Your objective — Leave every picture out and write out the records below exactly.

Data listing —
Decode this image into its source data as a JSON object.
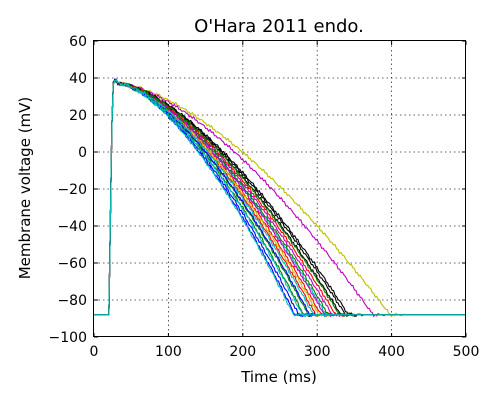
{
  "chart_data": {
    "type": "line",
    "title": "O'Hara 2011 endo.",
    "xlabel": "Time (ms)",
    "ylabel": "Membrane voltage (mV)",
    "xlim": [
      0,
      500
    ],
    "ylim": [
      -100,
      60
    ],
    "xticks": [
      0,
      100,
      200,
      300,
      400,
      500
    ],
    "yticks": [
      -100,
      -80,
      -60,
      -40,
      -20,
      0,
      20,
      40,
      60
    ],
    "xtick_labels": [
      "0",
      "100",
      "200",
      "300",
      "400",
      "500"
    ],
    "ytick_labels": [
      "−100",
      "−80",
      "−60",
      "−40",
      "−20",
      "0",
      "20",
      "40",
      "60"
    ],
    "grid": true,
    "legend": "none",
    "resting_potential": -88,
    "stimulus_time": 20,
    "upstroke_end_time": 25,
    "peak_voltage": 40,
    "series": [
      {
        "color": "#0000ff",
        "apd90": 250
      },
      {
        "color": "#008000",
        "apd90": 262
      },
      {
        "color": "#ff0000",
        "apd90": 278
      },
      {
        "color": "#00bfbf",
        "apd90": 292
      },
      {
        "color": "#bf00bf",
        "apd90": 300
      },
      {
        "color": "#bfbf00",
        "apd90": 378
      },
      {
        "color": "#000000",
        "apd90": 318
      },
      {
        "color": "#0000ff",
        "apd90": 255
      },
      {
        "color": "#008000",
        "apd90": 268
      },
      {
        "color": "#ff0000",
        "apd90": 285
      },
      {
        "color": "#00bfbf",
        "apd90": 260
      },
      {
        "color": "#bf00bf",
        "apd90": 355
      },
      {
        "color": "#bfbf00",
        "apd90": 282
      },
      {
        "color": "#000000",
        "apd90": 322
      },
      {
        "color": "#0000ff",
        "apd90": 270
      },
      {
        "color": "#008000",
        "apd90": 295
      },
      {
        "color": "#ff0000",
        "apd90": 305
      },
      {
        "color": "#00bfbf",
        "apd90": 248
      },
      {
        "color": "#bf00bf",
        "apd90": 290
      },
      {
        "color": "#000000",
        "apd90": 312
      },
      {
        "color": "#008000",
        "apd90": 310
      },
      {
        "color": "#00bfbf",
        "apd90": 275
      }
    ]
  }
}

Result of the exercise —
Decode this image into its source data as a JSON object.
{
  "chart_data": {
    "type": "line",
    "title": "O'Hara 2011 endo.",
    "xlabel": "Time (ms)",
    "ylabel": "Membrane voltage (mV)",
    "xlim": [
      0,
      500
    ],
    "ylim": [
      -100,
      60
    ],
    "xticks": [
      0,
      100,
      200,
      300,
      400,
      500
    ],
    "yticks": [
      -100,
      -80,
      -60,
      -40,
      -20,
      0,
      20,
      40,
      60
    ],
    "xtick_labels": [
      "0",
      "100",
      "200",
      "300",
      "400",
      "500"
    ],
    "ytick_labels": [
      "−100",
      "−80",
      "−60",
      "−40",
      "−20",
      "0",
      "20",
      "40",
      "60"
    ],
    "grid": true,
    "legend": "none",
    "resting_potential": -88,
    "stimulus_time": 20,
    "upstroke_end_time": 25,
    "peak_voltage": 40,
    "series": [
      {
        "color": "#0000ff",
        "apd90": 250
      },
      {
        "color": "#008000",
        "apd90": 262
      },
      {
        "color": "#ff0000",
        "apd90": 278
      },
      {
        "color": "#00bfbf",
        "apd90": 292
      },
      {
        "color": "#bf00bf",
        "apd90": 300
      },
      {
        "color": "#bfbf00",
        "apd90": 378
      },
      {
        "color": "#000000",
        "apd90": 318
      },
      {
        "color": "#0000ff",
        "apd90": 255
      },
      {
        "color": "#008000",
        "apd90": 268
      },
      {
        "color": "#ff0000",
        "apd90": 285
      },
      {
        "color": "#00bfbf",
        "apd90": 260
      },
      {
        "color": "#bf00bf",
        "apd90": 355
      },
      {
        "color": "#bfbf00",
        "apd90": 282
      },
      {
        "color": "#000000",
        "apd90": 322
      },
      {
        "color": "#0000ff",
        "apd90": 270
      },
      {
        "color": "#008000",
        "apd90": 295
      },
      {
        "color": "#ff0000",
        "apd90": 305
      },
      {
        "color": "#00bfbf",
        "apd90": 248
      },
      {
        "color": "#bf00bf",
        "apd90": 290
      },
      {
        "color": "#000000",
        "apd90": 312
      },
      {
        "color": "#008000",
        "apd90": 310
      },
      {
        "color": "#00bfbf",
        "apd90": 275
      }
    ]
  }
}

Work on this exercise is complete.